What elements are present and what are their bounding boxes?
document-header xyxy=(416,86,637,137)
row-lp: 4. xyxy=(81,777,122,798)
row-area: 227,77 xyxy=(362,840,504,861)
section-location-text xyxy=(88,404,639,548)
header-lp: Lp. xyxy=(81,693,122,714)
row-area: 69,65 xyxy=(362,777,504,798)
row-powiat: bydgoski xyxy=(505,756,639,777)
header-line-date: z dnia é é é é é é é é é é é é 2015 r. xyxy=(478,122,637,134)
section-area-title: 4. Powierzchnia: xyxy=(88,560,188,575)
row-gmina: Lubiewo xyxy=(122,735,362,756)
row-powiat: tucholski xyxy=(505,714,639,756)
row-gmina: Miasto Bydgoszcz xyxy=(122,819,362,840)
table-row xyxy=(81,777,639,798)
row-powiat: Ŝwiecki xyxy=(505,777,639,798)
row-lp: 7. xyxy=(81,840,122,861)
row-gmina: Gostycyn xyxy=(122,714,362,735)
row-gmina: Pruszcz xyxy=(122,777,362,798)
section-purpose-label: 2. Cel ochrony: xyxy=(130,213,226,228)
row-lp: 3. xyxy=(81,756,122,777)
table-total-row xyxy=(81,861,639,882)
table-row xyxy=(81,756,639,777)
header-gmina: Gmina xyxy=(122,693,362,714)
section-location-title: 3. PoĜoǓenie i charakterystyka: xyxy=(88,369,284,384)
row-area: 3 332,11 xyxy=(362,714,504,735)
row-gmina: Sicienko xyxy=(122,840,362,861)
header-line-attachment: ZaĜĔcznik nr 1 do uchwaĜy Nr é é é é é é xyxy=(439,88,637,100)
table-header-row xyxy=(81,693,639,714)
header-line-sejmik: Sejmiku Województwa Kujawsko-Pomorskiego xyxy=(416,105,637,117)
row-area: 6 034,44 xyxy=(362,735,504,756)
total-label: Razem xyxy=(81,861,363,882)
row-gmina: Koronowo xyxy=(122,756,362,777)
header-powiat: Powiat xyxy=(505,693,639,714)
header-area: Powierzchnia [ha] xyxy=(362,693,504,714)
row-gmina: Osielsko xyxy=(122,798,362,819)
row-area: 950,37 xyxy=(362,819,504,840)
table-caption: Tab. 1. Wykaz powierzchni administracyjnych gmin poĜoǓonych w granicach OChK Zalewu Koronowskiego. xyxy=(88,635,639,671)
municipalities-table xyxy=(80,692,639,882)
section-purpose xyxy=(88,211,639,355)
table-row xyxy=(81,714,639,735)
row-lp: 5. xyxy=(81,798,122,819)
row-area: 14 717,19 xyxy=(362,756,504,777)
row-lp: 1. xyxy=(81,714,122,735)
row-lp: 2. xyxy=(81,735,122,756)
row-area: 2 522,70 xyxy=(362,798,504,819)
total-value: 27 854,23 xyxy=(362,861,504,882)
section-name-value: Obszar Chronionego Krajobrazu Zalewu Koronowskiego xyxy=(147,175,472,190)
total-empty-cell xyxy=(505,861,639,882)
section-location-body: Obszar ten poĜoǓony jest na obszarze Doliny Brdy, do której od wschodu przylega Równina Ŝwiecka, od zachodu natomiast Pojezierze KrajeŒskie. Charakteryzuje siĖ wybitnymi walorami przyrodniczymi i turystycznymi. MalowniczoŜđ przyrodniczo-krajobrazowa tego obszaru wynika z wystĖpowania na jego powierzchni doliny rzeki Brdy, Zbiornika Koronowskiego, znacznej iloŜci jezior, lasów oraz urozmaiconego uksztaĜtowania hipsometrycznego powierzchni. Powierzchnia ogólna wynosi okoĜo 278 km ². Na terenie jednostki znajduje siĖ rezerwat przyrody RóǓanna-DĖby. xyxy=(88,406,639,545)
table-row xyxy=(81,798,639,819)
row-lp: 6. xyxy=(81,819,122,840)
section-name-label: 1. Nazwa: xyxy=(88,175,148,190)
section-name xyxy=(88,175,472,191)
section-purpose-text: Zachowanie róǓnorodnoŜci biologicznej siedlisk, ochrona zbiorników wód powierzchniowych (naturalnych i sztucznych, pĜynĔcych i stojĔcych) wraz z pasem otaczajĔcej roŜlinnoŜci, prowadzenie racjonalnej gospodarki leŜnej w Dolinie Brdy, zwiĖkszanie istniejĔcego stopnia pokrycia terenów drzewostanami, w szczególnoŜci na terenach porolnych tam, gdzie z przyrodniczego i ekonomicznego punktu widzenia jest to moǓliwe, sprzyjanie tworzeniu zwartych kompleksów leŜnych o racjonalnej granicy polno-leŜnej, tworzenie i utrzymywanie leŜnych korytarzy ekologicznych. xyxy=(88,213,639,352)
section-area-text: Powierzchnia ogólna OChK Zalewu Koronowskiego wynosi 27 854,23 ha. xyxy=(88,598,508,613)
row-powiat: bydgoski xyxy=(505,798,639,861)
──────────
- Requirement
Reproduce the data verbatim, from its first line up to and including the line that contains "header-line-date: z dnia".

- Full answer
What elements are present and what are their bounding boxes?
document-header xyxy=(416,86,637,137)
row-lp: 4. xyxy=(81,777,122,798)
row-area: 227,77 xyxy=(362,840,504,861)
section-location-text xyxy=(88,404,639,548)
header-lp: Lp. xyxy=(81,693,122,714)
row-area: 69,65 xyxy=(362,777,504,798)
row-powiat: bydgoski xyxy=(505,756,639,777)
header-line-date: z dnia é é é é é é é é é é é é 2015 r. xyxy=(478,122,637,134)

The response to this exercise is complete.